▸ **Instruction 1**
Render the records as a two-column CSV with the columns description and placement. Cover everything from the start of the records through the line containing "The resistor R2 404 is at (347, 388).", both ends included, with each row pairing a description with its placement in two quoted fields, line breaks replaced by spaces, and pictures omitted.

▸ **Supplied text**
These facilities were reclaimed from the Chamber of Mines in the second half of 2013. In the past, these two functions operated as cost centres. As part of the internal restructuring,these operations have now been converted to revenue centres through the incorporation of wholly owned subsidiaries called Mawe Exploration and Technical Services Limited(“Mawe”) and Misenge Environmental and Technical Services Limited (“Misenge”). Mawe will pursue opportunities in the areas of exploration, small scale mining, the gemstone sector, local content and beneficiation amongst others whereas Misenge will undertake environmental remediation relating to past obligations and pursue opportunities in the provision of environmental support services to the mining industry in Zambia.

The Board and Management continue to explore further measures and strategies in pursuit of operational efficiency.

Recent movements in the Portfolio

Further to the incorporation of Misenge and Mawe in December 2012 and April 2013 respectively, there have been further recent changes to the investment portfolio of ZCCM-IH, namely:
  • In February 2013 the GRZ requested ZCCM-IH to assume the ownership and operation of the Colum Coal Mine in Southern Province of Zambia. ZCCM-IH has since completed the legal formalities and has taken ownership of the coal mine under the name Nkandabwe Coal Mine Limited.
  • In June 2013, the Directors issued the Half Yearly Statement where it was announced that Jin Tuo Investment Limited had proposed to acquire 100 per cent of the Albidon Limited (an asset under Care and Maintenance) at a cash price per share of US$0.0025 via a Statutory Merger pursuant to the British Virgin Islands Business Companies Act 2004 (as amended). The Statutory Merger has since been concluded and thus ZCCM-IH’s 0.97% shares in Albidon were acquired by Jin Tuo Investment Limited at a cash consideration of US$8,474 (In 2008 ZCCM-IH invested US$10 million in Albidon Limited).

[Data records]
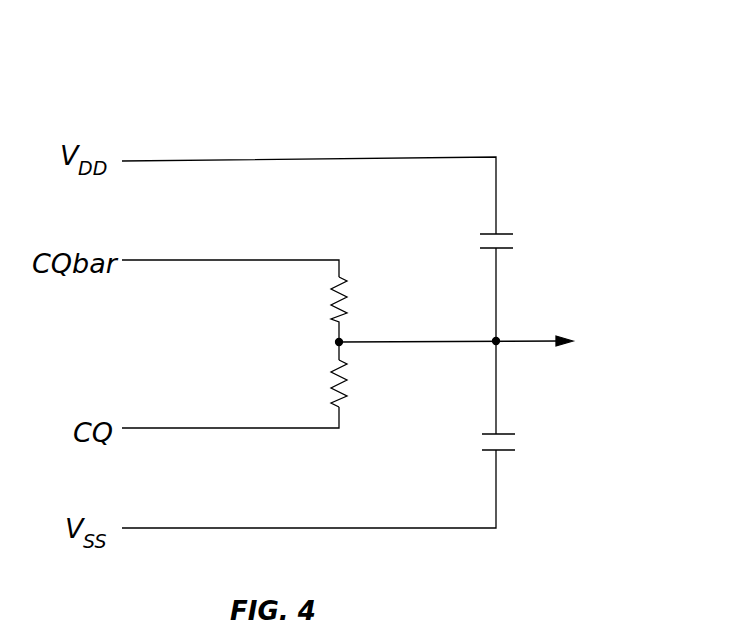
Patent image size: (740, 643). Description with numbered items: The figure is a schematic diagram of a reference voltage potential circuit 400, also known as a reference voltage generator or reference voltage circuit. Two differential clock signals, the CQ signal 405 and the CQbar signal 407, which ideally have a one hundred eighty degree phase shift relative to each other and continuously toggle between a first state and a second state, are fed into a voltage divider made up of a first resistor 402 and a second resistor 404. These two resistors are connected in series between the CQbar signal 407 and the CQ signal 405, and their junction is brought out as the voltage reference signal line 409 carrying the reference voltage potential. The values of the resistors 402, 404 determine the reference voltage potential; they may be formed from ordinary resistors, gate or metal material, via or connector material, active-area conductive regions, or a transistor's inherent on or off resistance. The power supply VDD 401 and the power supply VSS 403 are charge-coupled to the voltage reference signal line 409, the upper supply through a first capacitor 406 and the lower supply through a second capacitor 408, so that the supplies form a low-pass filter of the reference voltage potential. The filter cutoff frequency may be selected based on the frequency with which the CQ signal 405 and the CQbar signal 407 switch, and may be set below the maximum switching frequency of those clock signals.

The reference voltage potential circuit 400 is at (505, 86).
The power supply V_DD 401 is at (362, 157).
The resistor R1 402 is at (347, 300).
The power supply V_SS 403 is at (365, 529).
The resistor R2 404 is at (347, 388).
The CQ signal 405 is at (205, 430).
The capacitor C1 406 is at (500, 234).
The CQbar signal 407 is at (205, 260).
The capacitor C2 408 is at (505, 434).
The voltage reference signal line 409 is at (527, 340).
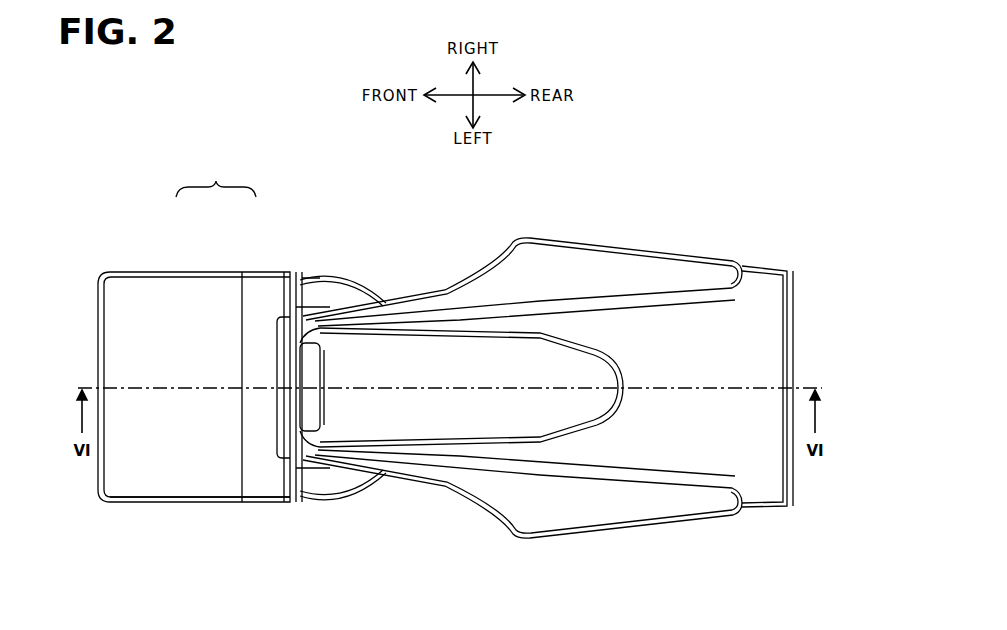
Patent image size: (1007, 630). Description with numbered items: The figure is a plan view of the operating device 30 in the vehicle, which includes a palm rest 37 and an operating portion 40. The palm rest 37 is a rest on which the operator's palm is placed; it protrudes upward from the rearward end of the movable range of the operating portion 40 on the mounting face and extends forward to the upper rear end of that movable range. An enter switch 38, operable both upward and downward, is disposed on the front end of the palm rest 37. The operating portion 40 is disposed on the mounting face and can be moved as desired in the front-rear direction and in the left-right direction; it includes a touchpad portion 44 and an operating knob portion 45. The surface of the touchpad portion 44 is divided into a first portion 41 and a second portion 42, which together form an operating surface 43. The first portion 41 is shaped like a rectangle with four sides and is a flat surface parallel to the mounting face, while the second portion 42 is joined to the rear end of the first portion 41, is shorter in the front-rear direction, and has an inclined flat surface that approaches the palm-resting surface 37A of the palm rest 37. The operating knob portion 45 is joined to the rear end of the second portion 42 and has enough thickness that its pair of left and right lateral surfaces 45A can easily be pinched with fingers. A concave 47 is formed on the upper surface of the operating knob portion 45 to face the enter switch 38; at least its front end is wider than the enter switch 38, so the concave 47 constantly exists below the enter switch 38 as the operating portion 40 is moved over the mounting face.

The operating device 30 is at (712, 188).
The palm rest 37 is at (553, 322).
The palm-resting surface 37A is at (447, 357).
The enter switch 38 is at (305, 404).
The operating portion 40 is at (110, 266).
The first portion 41 is at (183, 293).
The second portion 42 is at (260, 285).
The operating surface 43 is at (204, 172).
The touchpad portion 44 is at (225, 503).
The operating knob portion 45 is at (338, 298).
The lateral surfaces 45A is at (318, 277).
The concave 47 is at (282, 390).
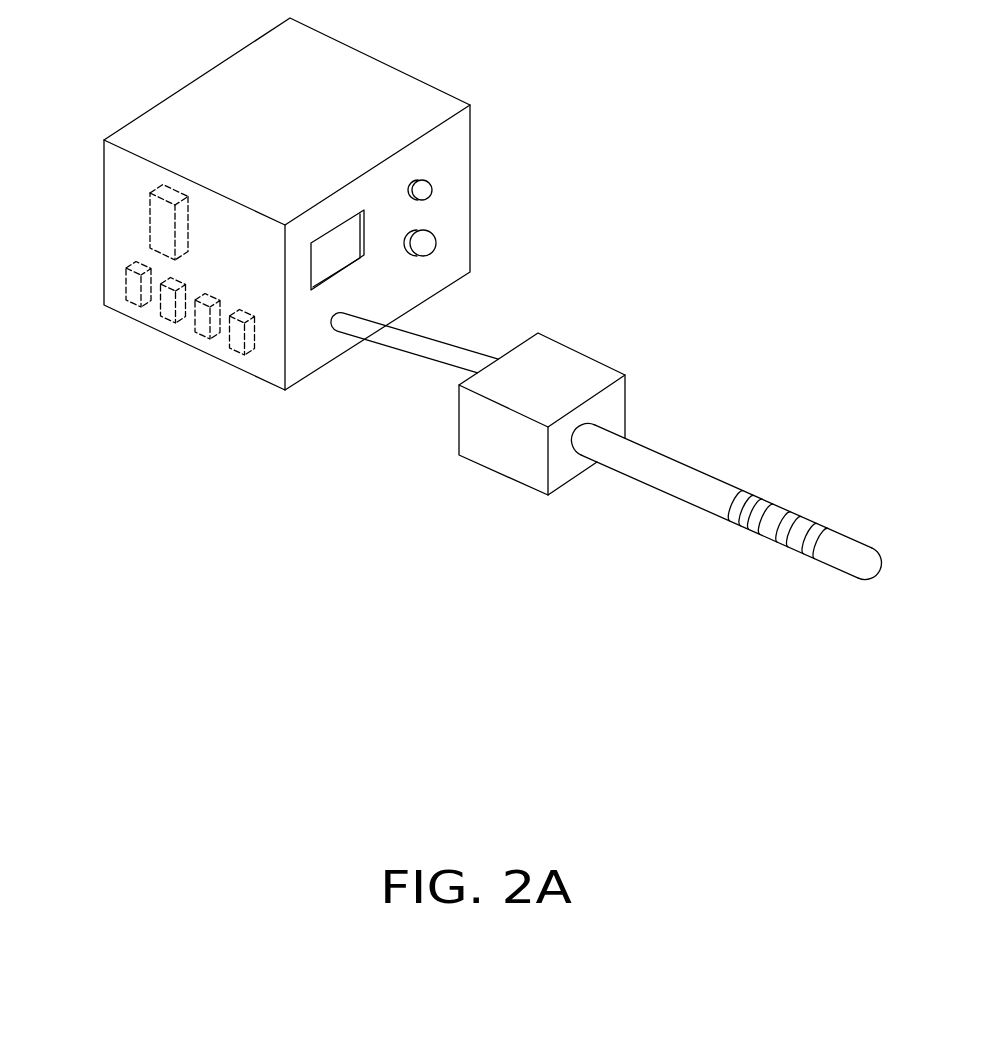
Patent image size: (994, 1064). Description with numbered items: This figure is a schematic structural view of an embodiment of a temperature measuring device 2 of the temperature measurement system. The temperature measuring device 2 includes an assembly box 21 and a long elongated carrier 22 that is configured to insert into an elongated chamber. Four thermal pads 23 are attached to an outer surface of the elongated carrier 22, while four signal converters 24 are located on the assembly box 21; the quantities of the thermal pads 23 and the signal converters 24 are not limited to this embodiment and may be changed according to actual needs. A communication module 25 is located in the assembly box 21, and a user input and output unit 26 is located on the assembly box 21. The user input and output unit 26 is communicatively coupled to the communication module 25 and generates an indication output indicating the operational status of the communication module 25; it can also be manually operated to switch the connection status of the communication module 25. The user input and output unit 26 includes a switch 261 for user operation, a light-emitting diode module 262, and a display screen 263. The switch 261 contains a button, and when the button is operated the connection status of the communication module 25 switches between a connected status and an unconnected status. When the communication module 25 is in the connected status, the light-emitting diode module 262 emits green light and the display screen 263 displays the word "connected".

The temperature measuring device 2 is at (474, 299).
The assembly box 21 is at (383, 63).
The elongated carrier 22 is at (632, 452).
The thermal pads 23 is at (757, 497).
The signal converters 24 is at (237, 347).
The communication module 25 is at (160, 222).
The user input and output unit 26 is at (469, 221).
The switch 261 is at (424, 189).
The light-emitting diode module 262 is at (424, 243).
The display screen 263 is at (352, 236).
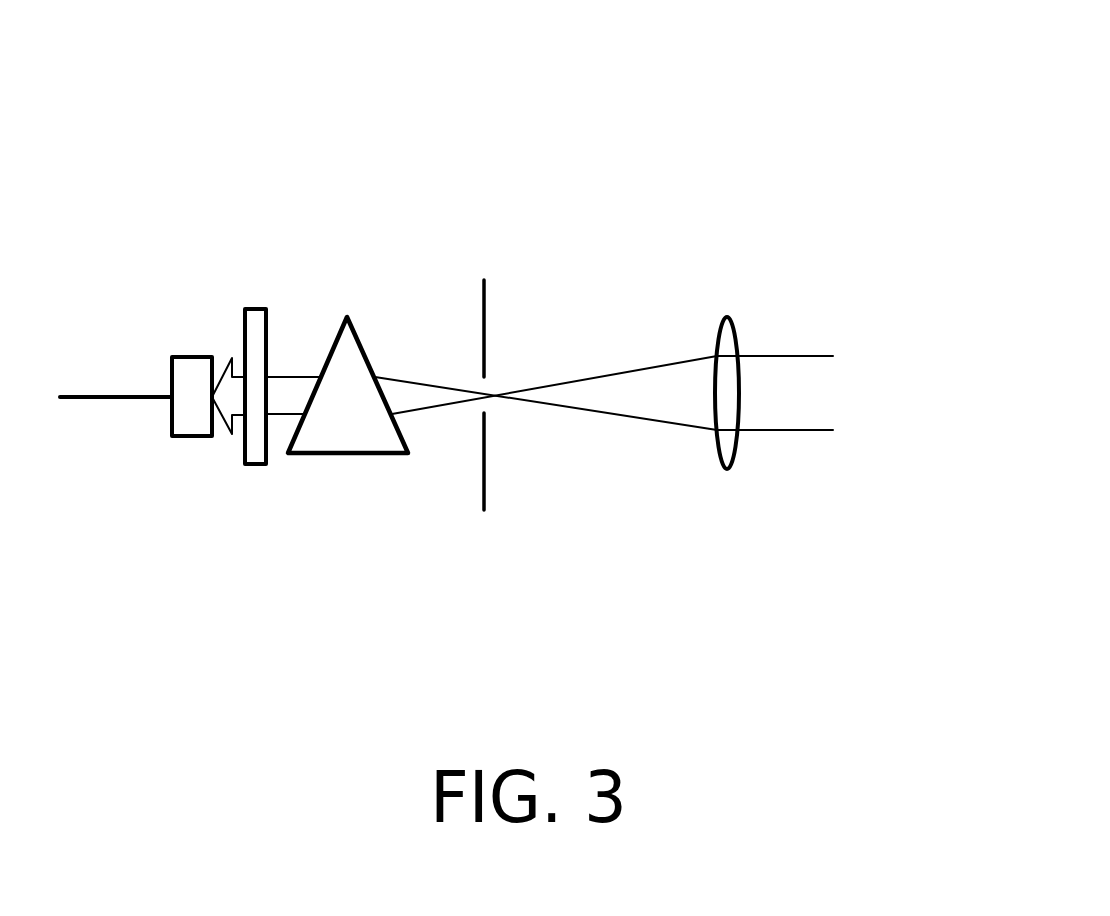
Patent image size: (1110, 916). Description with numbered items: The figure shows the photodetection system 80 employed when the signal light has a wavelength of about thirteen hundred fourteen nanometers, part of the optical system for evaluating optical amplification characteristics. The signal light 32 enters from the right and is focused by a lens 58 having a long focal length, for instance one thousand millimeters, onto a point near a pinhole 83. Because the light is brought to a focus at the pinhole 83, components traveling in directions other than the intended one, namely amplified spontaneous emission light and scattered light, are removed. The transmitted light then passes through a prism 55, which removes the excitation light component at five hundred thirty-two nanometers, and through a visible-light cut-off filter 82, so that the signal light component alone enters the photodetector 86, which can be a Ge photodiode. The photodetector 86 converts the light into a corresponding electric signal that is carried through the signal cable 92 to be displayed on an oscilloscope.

The photodetection system 80 is at (673, 165).
The signal cable 92 is at (98, 397).
The photodetector 86 is at (187, 372).
The visible-light cut-off filter 82 is at (253, 310).
The prism 55 is at (348, 318).
The pinhole 83 is at (488, 372).
The lens 58 is at (730, 320).
The signal light 32 is at (782, 396).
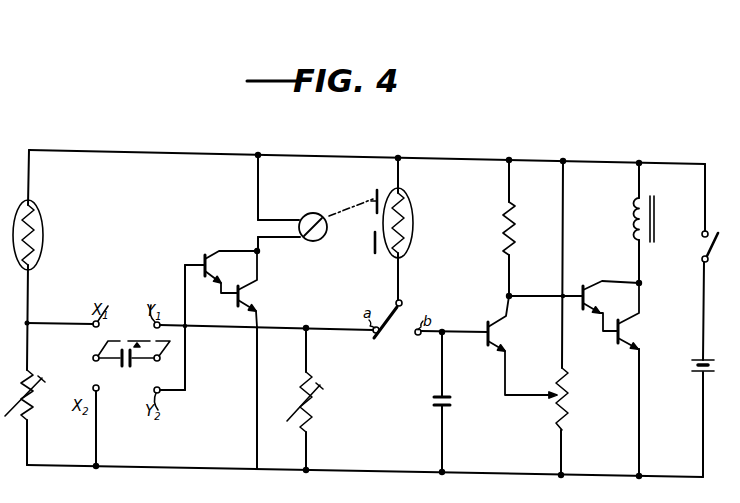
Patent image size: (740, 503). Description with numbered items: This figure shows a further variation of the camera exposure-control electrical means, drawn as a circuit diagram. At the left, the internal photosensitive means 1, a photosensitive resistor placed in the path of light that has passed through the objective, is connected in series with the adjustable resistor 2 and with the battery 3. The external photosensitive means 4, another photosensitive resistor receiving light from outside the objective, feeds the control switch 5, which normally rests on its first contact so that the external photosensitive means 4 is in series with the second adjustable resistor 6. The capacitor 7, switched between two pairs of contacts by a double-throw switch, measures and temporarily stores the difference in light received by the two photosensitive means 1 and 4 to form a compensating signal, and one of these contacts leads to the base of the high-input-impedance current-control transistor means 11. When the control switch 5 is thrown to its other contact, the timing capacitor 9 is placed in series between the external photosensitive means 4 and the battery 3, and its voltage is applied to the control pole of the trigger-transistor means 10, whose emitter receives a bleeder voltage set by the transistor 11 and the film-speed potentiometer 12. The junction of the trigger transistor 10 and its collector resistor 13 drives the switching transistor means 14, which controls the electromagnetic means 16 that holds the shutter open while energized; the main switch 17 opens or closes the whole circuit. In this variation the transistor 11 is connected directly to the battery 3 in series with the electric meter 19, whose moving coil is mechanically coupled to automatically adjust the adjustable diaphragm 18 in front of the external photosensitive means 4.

The internal photosensitive means 1 is at (44, 238).
The adjustable resistor 2 is at (34, 405).
The battery 3 is at (695, 373).
The external photosensitive means 4 is at (414, 234).
The control switch 5 is at (400, 343).
The second adjustable resistor 6 is at (312, 408).
The capacitor 7 is at (127, 367).
The timing capacitor 9 is at (433, 410).
The trigger-transistor means 10 is at (488, 350).
The current-control transistor means 11 is at (222, 253).
The potentiometer 12 is at (565, 405).
The collector resistor 13 is at (512, 236).
The switching transistor means 14 is at (598, 336).
The electromagnetic means 16 is at (633, 230).
The main switch 17 is at (699, 253).
The adjustable diaphragm 18 is at (375, 253).
The electric meter 19 is at (313, 241).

▸ **Instruction 2**
Write what comes next in the text on recent changes to the ZCCM-IH investment portfolio, picking up after its final sentence.

▸ **Task output 1**
description,placement
"Patent image size: (740, 643). Description with numbered items: The figure is a schematic diagram of a reference voltage potential circuit 400, also known as a reference voltage generator or reference voltage circuit. Two differential clock signals, the CQ signal 405 and the CQbar signal 407, which ideally have a one hundred eighty degree phase shift relative to each other and continuously toggle between a first state and a second state, are fed into a voltage divider made up of a first resistor 402 and a second resistor 404. These two resistors are connected in series between the CQbar signal 407 and the CQ signal 405, and their junction is brought out as the voltage reference signal line 409 carrying the reference voltage potential. The values of the resistors 402, 404 determine the reference voltage potential; they may be formed from ordinary resistors, gate or metal material, via or connector material, active-area conductive regions, or a transistor's inherent on or off resistance. The power supply VDD 401 and the power supply VSS 403 are charge-coupled to the voltage reference signal line 409, the upper supply through a first capacitor 406 and the lower supply through a second capacitor 408, so that the supplies form a low-pass filter of the reference voltage potential. The filter cutoff frequency may be selected based on the frequency with which the CQ signal 405 and the CQbar signal 407 switch, and may be set below the maximum switching frequency of those clock signals.","The reference voltage potential circuit 400 is at (505, 86). The power supply V_DD 401 is at (362, 157). The resistor R1 402 is at (347, 300). The power supply V_SS 403 is at (365, 529). The resistor R2 404 is at (347, 388)."

▸ **Task output 2**
Resolving the long standing legacy liabilities

ZCCM-IH currently has significant loans mainly arising from the restructuring programs undertaken prior to and during the privatisation of ZCCM in 2000. The majority of these loans are owed to the GRZ and continue to be carried on the books of the Company. As at 31 March 2012, the ZCCM-IH audited financial statements reflected loans amounting to ZMW 1,998 million (approximately US$363 million) owed to the GRZ.

These loans have placed a significant burden on the Company with the result that ZCCM-IH has had a weak balance sheet from 2000.

The Company has been in discussions with the GRZ over these loans and recently the GRZ accepted proposals from the Board to reduce or eliminate all of the loans on the balance sheet through a Rights Offer transaction.

ZCCM-IH is currently liaising with the GRZ to verify and quantify the loans in preparation for the proposed Rights Offer.


In order to implement the Strategic Plan and achieve its critical objectives, theBoard has recommended that the Company should immediately undertake a Share Rights Offer to all shareholders (the“Rights Offer”).

A “Rights Offer” is an offer made to existing shareholders of a company to subscribe for new shares on a pro rata basis. It is a common mechanism for raising a large quantum of capital relative to existing market capitalization, particularly where shareholders do not wish to be diluted.

The Rights Offer process is lengthy and highly regulated by the stock exchange listing rules to ensure all shareholders are fairly and equitably treated.

The offer is made by way of “Renounceable Rights” which are listed on the stock exchange and can be traded so shareholders may sell or renounce their rights if they do not want to subscribe for the new shares on offer.

Provided the rights trade at fair value, shareholders who sell their rights are economically indifferent to those who exercise their rights. Shareholders who elect not to follow their rights will have their interests in the company diluted.

A Rights Offer also allows unallocated rights to be placed to new shareholders or underwriters.

Objectives of the ZCCM-IH Rights Offer

The proposed Rights Offer has a number of critical and important objectives that include the following:
  • De-gear the ZCCM-IH balance sheet by expunging GRZ debt of ZMW1,998 million (approximately US$ 363 million) and thereby unlock the value of ZCCM-IH for the benefit of all shareholders;
  • Ensure ZCCM-IH remains financially solvent and able to continue as a going concern;
  • Inject additional fresh capital into ZCCM-IH which the Company can utilize for strategic investments and developments; and
  • Avoid involuntary dilution of any class of shareholders.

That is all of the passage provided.